## Texte fourni
Monsieur le Professeur Olivier Abel,
Professeur de Philosophie éthique à la Faculté Protestante de Théologie de Paris et Président du Conseil Scientifique du Fonds Ricoeur.
Selon le Ministère du travail, en 2009, près de 28% des salariés, soit environ 6,3 millions de personnes, travaillaient le dimanche, dont 3,5 millions de manière occasionnelle et 2,8 millions de manière habituelle. Les principaux secteurs concernés sont, selon cette même étude, ceux de la sécurité, de la santé, des transports, de l’hôtellerie-restauration et des loisirs.
1/Monsieur le Professeur, pourriez-vous rappeler les origines et l’importance que revêt le repos dominical pour la religion ? Pourriez-vous également expliquer ce qui fait le caractère sacré de ce jour chômé ?
Traditionnellement, dans la Genèse, le septième jour est celui du repos de Dieu. Après six jours de labeur à la conception du monde, il arrête de faire les choses et se retire pour laisser les choses se faire. Ce septième jour de repos permet de prendre de la distance, du recul, c’est le temps du Sabbat. Il s’agit alors de s’arrêter et de philosopher, autrement dit, de réfléchir sur la vie.

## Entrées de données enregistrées
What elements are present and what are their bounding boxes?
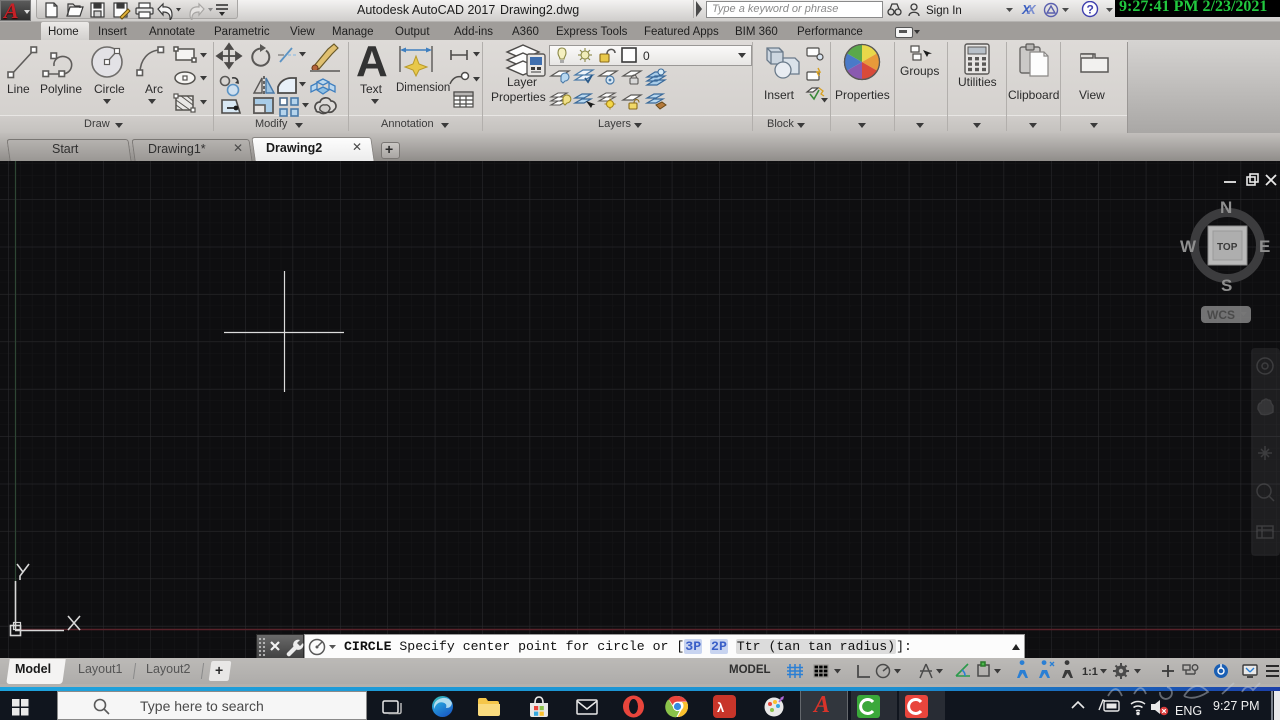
svg-text:N: N <box>1220 198 1232 217</box>
svg-text:TOP: TOP <box>1217 242 1238 253</box>
svg-text:S: S <box>1221 276 1232 295</box>
svg-text:?: ? <box>1087 3 1094 17</box>
svg-text:E: E <box>1259 237 1270 256</box>
svg-text:WCS: WCS <box>1207 308 1235 322</box>
svg-text:W: W <box>1180 237 1197 256</box>
svg-text:1:1: 1:1 <box>1082 666 1098 678</box>
svg-text:λ: λ <box>717 700 725 715</box>
svg-text:Sign In: Sign In <box>926 5 962 17</box>
svg-text:X: X <box>1026 2 1037 17</box>
svg-text:0: 0 <box>643 49 650 63</box>
svg-text:ENG: ENG <box>1175 704 1202 718</box>
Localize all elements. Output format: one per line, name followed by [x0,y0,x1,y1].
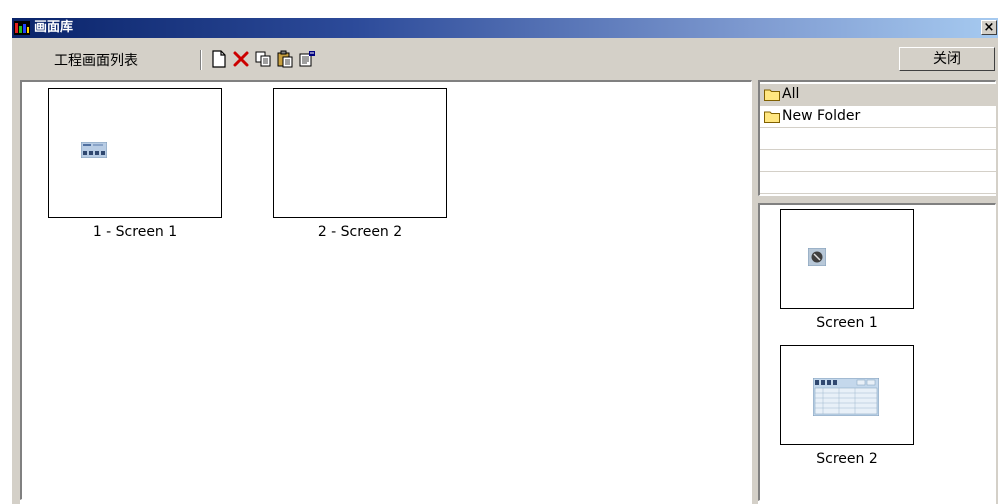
knob-preview-image [808,248,826,266]
delete-icon[interactable] [232,50,250,68]
library-thumbnail-2[interactable] [780,345,914,445]
library-label-2: Screen 2 [816,451,878,467]
folder-icon [764,111,780,123]
toolbar: 工程画面列表 关闭 [12,38,998,80]
screen-label-1: 1 - Screen 1 [92,224,178,240]
window-title: 画面库 [34,20,74,35]
project-screens-panel: 1 - Screen 1 2 - Screen 2 [20,80,752,500]
window-edge [0,80,12,504]
paste-icon[interactable] [276,50,294,68]
library-label-1: Screen 1 [816,315,878,331]
folder-label: New Folder [782,108,861,124]
splitter-horizontal[interactable] [758,196,998,203]
title-bar: 画面库 × [12,18,998,38]
close-button[interactable]: 关闭 [899,47,995,71]
screen-thumbnail-2[interactable] [273,88,447,218]
copy-icon[interactable] [254,50,272,68]
screen-thumbnail-1[interactable] [48,88,222,218]
app-icon [14,21,30,35]
library-thumbnail-1[interactable] [780,209,914,309]
properties-icon[interactable] [298,50,316,68]
library-screens-panel: Screen 1 Screen 2 [758,203,996,501]
screen-preview-image [81,142,107,158]
screen-label-2: 2 - Screen 2 [317,224,403,240]
folder-list: All New Folder [758,80,996,196]
folder-item-new-folder[interactable]: New Folder [760,106,996,128]
folder-icon [764,89,780,101]
folder-row-empty [760,128,996,150]
new-document-icon[interactable] [210,50,228,68]
project-screen-list-title: 工程画面列表 [54,53,138,69]
frame-strip [12,80,20,504]
folder-label: All [782,86,800,102]
folder-row-empty [760,172,996,194]
toolbar-separator [200,50,202,70]
table-preview-image [813,378,879,416]
folder-item-all[interactable]: All [760,84,996,106]
window-close-button[interactable]: × [981,20,997,35]
folder-row-empty [760,150,996,172]
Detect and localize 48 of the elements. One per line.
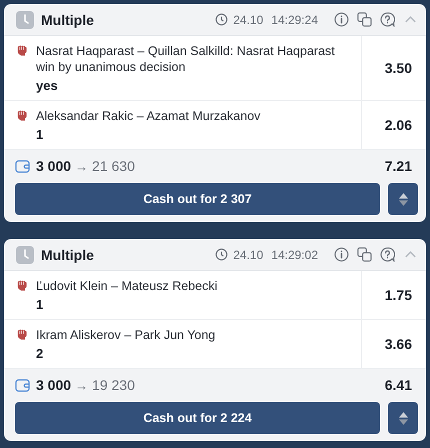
glove-icon [16,45,29,58]
copy-icon[interactable] [357,12,372,27]
glove-icon [16,280,29,293]
odds: 3.50 [384,60,412,76]
help-icon[interactable] [380,247,395,262]
info-icon[interactable] [334,247,349,262]
outcome: 1 [36,126,44,144]
outcome: yes [36,77,59,95]
bet-time: 14:29:02 [271,248,318,262]
outcome: 2 [36,345,44,363]
bet-type: Multiple [41,12,94,28]
event-name: Ikram Aliskerov – Park Jun Yong [36,327,216,343]
bet-type: Multiple [41,246,94,262]
wallet-icon [15,158,30,174]
glove-icon [16,110,29,123]
cash-out-button[interactable]: Cash out for 2 307 [15,183,380,215]
bet-date: 24.10 [233,12,264,26]
sort-icon [398,192,408,206]
help-icon[interactable] [380,12,395,27]
cash-out-button[interactable]: Cash out for 2 224 [15,402,380,434]
total-odds: 6.41 [384,377,412,393]
sort-icon [398,410,408,426]
wallet-icon [15,378,30,392]
outcome: 1 [36,296,44,314]
copy-icon[interactable] [357,247,372,262]
stake-amount: 3 000 [36,377,72,393]
arrow-sign: → [75,378,88,392]
clock-icon [16,10,34,28]
sort-button[interactable] [388,402,418,434]
glove-icon [16,329,29,342]
arrow-sign: → [75,158,88,174]
info-icon[interactable] [334,12,349,27]
odds: 3.66 [384,336,412,352]
event-name: Aleksandar Rakic – Azamat Murzakanov [36,108,260,124]
odds: 1.75 [384,287,412,303]
clock-icon [215,13,228,26]
event-name: Ľudovit Klein – Mateusz Rebecki [36,278,218,294]
stake-amount: 3 000 [36,158,72,174]
clock-icon [215,248,228,261]
clock-icon [16,246,34,264]
bet-time: 14:29:24 [271,12,318,26]
sort-button[interactable] [388,183,418,215]
total-odds: 7.21 [384,158,412,174]
payout-amount: 21 630 [92,158,135,174]
odds: 2.06 [384,117,412,133]
event-name: Nasrat Haqparast – Quillan Salkilld: Nasrat Haqparast win by unanimous decision [36,43,336,75]
bet-date: 24.10 [233,248,264,262]
payout-amount: 19 230 [92,377,135,393]
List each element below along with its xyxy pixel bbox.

## Consignes à suivre
Reproduisez mot pour mot le passage du texte sur le repos dominical qui commence aux mots « Selon le Ministère » et s'arrête après « jour chômé ? ». Le listing n'est d'aucune utilité ici.

## Réponse rédigée
Selon le Ministère du travail, en 2009, près de 28% des salariés, soit environ 6,3 millions de personnes, travaillaient le dimanche, dont 3,5 millions de manière occasionnelle et 2,8 millions de manière habituelle. Les principaux secteurs concernés sont, selon cette même étude, ceux de la sécurité, de la santé, des transports, de l’hôtellerie-restauration et des loisirs.
1/Monsieur le Professeur, pourriez-vous rappeler les origines et l’importance que revêt le repos dominical pour la religion ? Pourriez-vous également expliquer ce qui fait le caractère sacré de ce jour chômé ?